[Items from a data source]
------------------------------

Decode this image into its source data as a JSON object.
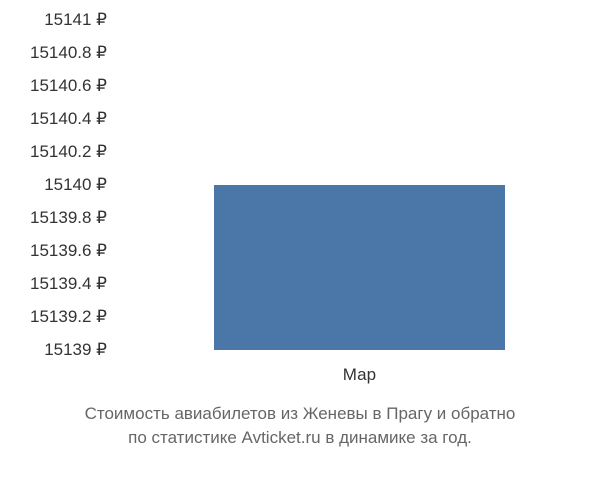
{
  "chart": {
    "type": "bar",
    "y_ticks": [
      {
        "label": "15141 ₽",
        "value": 15141
      },
      {
        "label": "15140.8 ₽",
        "value": 15140.8
      },
      {
        "label": "15140.6 ₽",
        "value": 15140.6
      },
      {
        "label": "15140.4 ₽",
        "value": 15140.4
      },
      {
        "label": "15140.2 ₽",
        "value": 15140.2
      },
      {
        "label": "15140 ₽",
        "value": 15140
      },
      {
        "label": "15139.8 ₽",
        "value": 15139.8
      },
      {
        "label": "15139.6 ₽",
        "value": 15139.6
      },
      {
        "label": "15139.4 ₽",
        "value": 15139.4
      },
      {
        "label": "15139.2 ₽",
        "value": 15139.2
      },
      {
        "label": "15139 ₽",
        "value": 15139
      }
    ],
    "y_min": 15139,
    "y_max": 15141,
    "x_labels": [
      "Мар"
    ],
    "bars": [
      {
        "category": "Мар",
        "value": 15140,
        "x_center_pct": 52,
        "width_pct": 62
      }
    ],
    "bar_color": "#4a76a8",
    "background_color": "#ffffff",
    "tick_font_color": "#333333",
    "tick_font_size": 17,
    "caption_font_color": "#666666",
    "caption_font_size": 17
  },
  "caption": {
    "line1": "Стоимость авиабилетов из Женевы в Прагу и обратно",
    "line2": "по статистике Avticket.ru в динамике за год."
  }
}
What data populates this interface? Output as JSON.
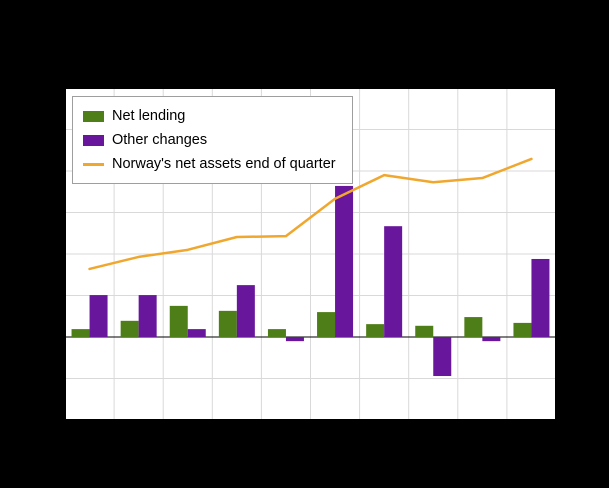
{
  "colors": {
    "page_background": "#000000",
    "plot_background": "#ffffff"
  },
  "chart_data": {
    "type": "combo",
    "x_count": 10,
    "x_tick_labels_visible": false,
    "y_tick_labels_visible": false,
    "units": "unlabeled-gridline-divisions",
    "ylim": [
      -2,
      6
    ],
    "y_gridline_step": 1,
    "grid": true,
    "grid_color": "#d9d9d9",
    "axis_color": "#000000",
    "legend_position": "top-left-inside",
    "series": [
      {
        "name": "Net lending",
        "type": "bar",
        "color": "#4E7E17",
        "values": [
          0.19,
          0.39,
          0.75,
          0.63,
          0.19,
          0.6,
          0.31,
          0.27,
          0.48,
          0.34
        ]
      },
      {
        "name": "Other changes",
        "type": "bar",
        "color": "#68169B",
        "values": [
          1.01,
          1.01,
          0.19,
          1.25,
          -0.1,
          3.64,
          2.67,
          -0.94,
          -0.1,
          1.88
        ]
      },
      {
        "name": "Norway's net assets end of quarter",
        "type": "line",
        "color": "#F0A72E",
        "values": [
          1.64,
          1.93,
          2.1,
          2.41,
          2.43,
          3.33,
          3.9,
          3.73,
          3.83,
          4.29
        ]
      }
    ]
  }
}
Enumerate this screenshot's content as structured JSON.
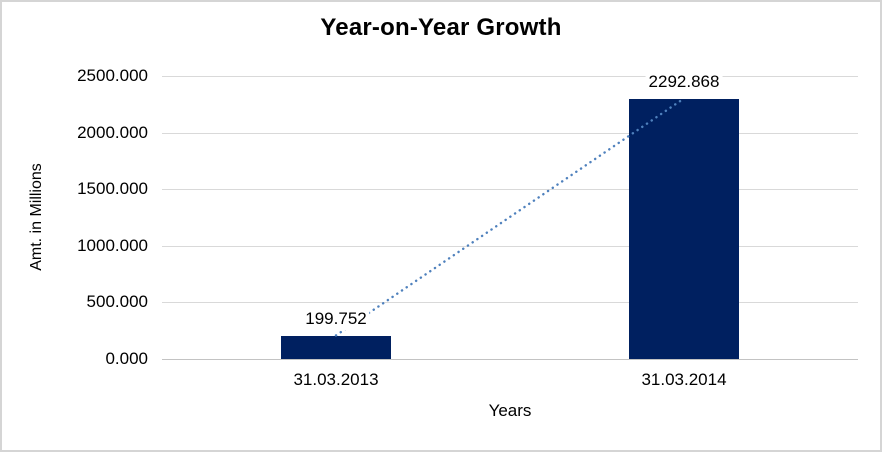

------------------------------

**Given request**: Check each line of the records for "this" and copy the ones that contain it.

**Answer in full**:
Decode this image into its source data as a JSON object.
What data populates this interface? Output as JSON.
Enumerate this screenshot's content as structured JSON.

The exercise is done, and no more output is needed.